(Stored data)
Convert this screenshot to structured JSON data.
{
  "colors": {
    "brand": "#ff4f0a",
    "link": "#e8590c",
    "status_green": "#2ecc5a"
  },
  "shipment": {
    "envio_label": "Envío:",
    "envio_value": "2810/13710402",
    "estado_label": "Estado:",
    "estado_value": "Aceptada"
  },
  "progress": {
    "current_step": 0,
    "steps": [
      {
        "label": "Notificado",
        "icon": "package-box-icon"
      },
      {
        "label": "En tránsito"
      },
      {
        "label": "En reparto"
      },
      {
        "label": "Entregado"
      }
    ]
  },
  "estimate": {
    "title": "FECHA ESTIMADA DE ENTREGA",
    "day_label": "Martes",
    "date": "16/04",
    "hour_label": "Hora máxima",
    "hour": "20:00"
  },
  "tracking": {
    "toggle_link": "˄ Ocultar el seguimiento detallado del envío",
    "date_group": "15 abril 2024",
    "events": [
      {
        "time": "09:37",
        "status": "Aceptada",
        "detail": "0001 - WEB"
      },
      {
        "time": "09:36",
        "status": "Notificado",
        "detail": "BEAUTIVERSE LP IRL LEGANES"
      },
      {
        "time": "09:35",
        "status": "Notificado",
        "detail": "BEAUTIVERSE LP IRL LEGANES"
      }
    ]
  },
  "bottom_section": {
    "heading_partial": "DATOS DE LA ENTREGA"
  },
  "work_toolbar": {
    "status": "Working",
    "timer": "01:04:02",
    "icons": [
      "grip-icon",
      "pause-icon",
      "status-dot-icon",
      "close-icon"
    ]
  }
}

**Exercise aim**:
From the data above, pick out each line containing "Aceptada" and copy it.

**Full response**:
    "estado_value": "Aceptada"
        "status": "Aceptada",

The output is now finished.